> _LISTED ENTRIES_
⟨

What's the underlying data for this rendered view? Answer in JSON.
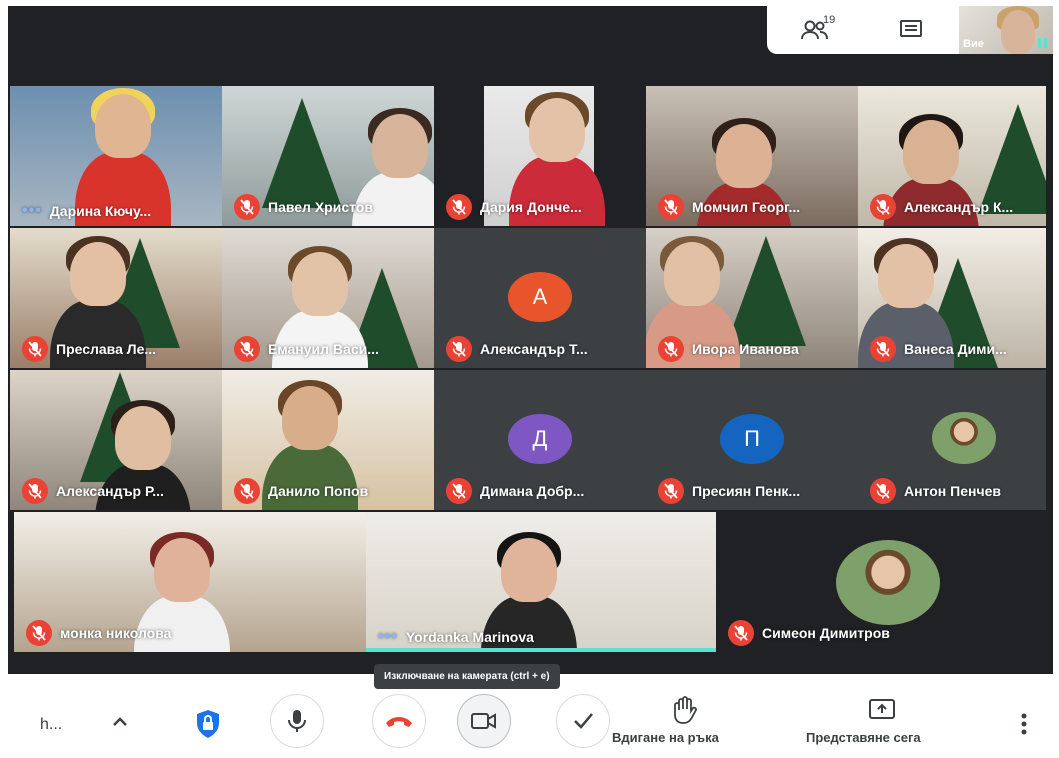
{
  "topbar": {
    "participants_count": "19",
    "self_label": "Вие"
  },
  "tiles": [
    {
      "name": "Дарина Кючу...",
      "status": "speaking"
    },
    {
      "name": "Павел Христов",
      "status": "muted"
    },
    {
      "name": "Дария Донче...",
      "status": "muted"
    },
    {
      "name": "Момчил Георг...",
      "status": "muted"
    },
    {
      "name": "Александър К...",
      "status": "muted"
    },
    {
      "name": "Преслава Ле...",
      "status": "muted"
    },
    {
      "name": "Емануил Васи...",
      "status": "muted"
    },
    {
      "name": "Александър Т...",
      "status": "muted",
      "avatar_letter": "А",
      "avatar_color": "#e8542c"
    },
    {
      "name": "Ивора Иванова",
      "status": "muted"
    },
    {
      "name": "Ванеса Дими...",
      "status": "muted"
    },
    {
      "name": "Александър Р...",
      "status": "muted"
    },
    {
      "name": "Данило Попов",
      "status": "muted"
    },
    {
      "name": "Димана Добр...",
      "status": "muted",
      "avatar_letter": "Д",
      "avatar_color": "#7e57c2"
    },
    {
      "name": "Пресиян Пенк...",
      "status": "muted",
      "avatar_letter": "П",
      "avatar_color": "#1565c0"
    },
    {
      "name": "Антон Пенчев",
      "status": "muted"
    },
    {
      "name": "монка николова",
      "status": "muted"
    },
    {
      "name": "Yordanka Marinova",
      "status": "speaking"
    },
    {
      "name": "Симеон Димитров",
      "status": "muted"
    }
  ],
  "tooltip": "Изключване на камерата (ctrl + e)",
  "controls": {
    "meeting_code": "h...",
    "raise_hand_label": "Вдигане на ръка",
    "present_label": "Представяне сега"
  },
  "colors": {
    "mute_red": "#ea4335",
    "speaking_bar": "#5ee0cf",
    "dots": "#8ab4f8"
  }
}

⟩

Quote the records above in full, dropping each picture.

> _RESPONSE FOR THIS EXERCISE_
What's the underlying data for this rendered view? Answer in JSON.
{
  "topbar": {
    "participants_count": "19",
    "self_label": "Вие"
  },
  "tiles": [
    {
      "name": "Дарина Кючу...",
      "status": "speaking"
    },
    {
      "name": "Павел Христов",
      "status": "muted"
    },
    {
      "name": "Дария Донче...",
      "status": "muted"
    },
    {
      "name": "Момчил Георг...",
      "status": "muted"
    },
    {
      "name": "Александър К...",
      "status": "muted"
    },
    {
      "name": "Преслава Ле...",
      "status": "muted"
    },
    {
      "name": "Емануил Васи...",
      "status": "muted"
    },
    {
      "name": "Александър Т...",
      "status": "muted",
      "avatar_letter": "А",
      "avatar_color": "#e8542c"
    },
    {
      "name": "Ивора Иванова",
      "status": "muted"
    },
    {
      "name": "Ванеса Дими...",
      "status": "muted"
    },
    {
      "name": "Александър Р...",
      "status": "muted"
    },
    {
      "name": "Данило Попов",
      "status": "muted"
    },
    {
      "name": "Димана Добр...",
      "status": "muted",
      "avatar_letter": "Д",
      "avatar_color": "#7e57c2"
    },
    {
      "name": "Пресиян Пенк...",
      "status": "muted",
      "avatar_letter": "П",
      "avatar_color": "#1565c0"
    },
    {
      "name": "Антон Пенчев",
      "status": "muted"
    },
    {
      "name": "монка николова",
      "status": "muted"
    },
    {
      "name": "Yordanka Marinova",
      "status": "speaking"
    },
    {
      "name": "Симеон Димитров",
      "status": "muted"
    }
  ],
  "tooltip": "Изключване на камерата (ctrl + e)",
  "controls": {
    "meeting_code": "h...",
    "raise_hand_label": "Вдигане на ръка",
    "present_label": "Представяне сега"
  },
  "colors": {
    "mute_red": "#ea4335",
    "speaking_bar": "#5ee0cf",
    "dots": "#8ab4f8"
  }
}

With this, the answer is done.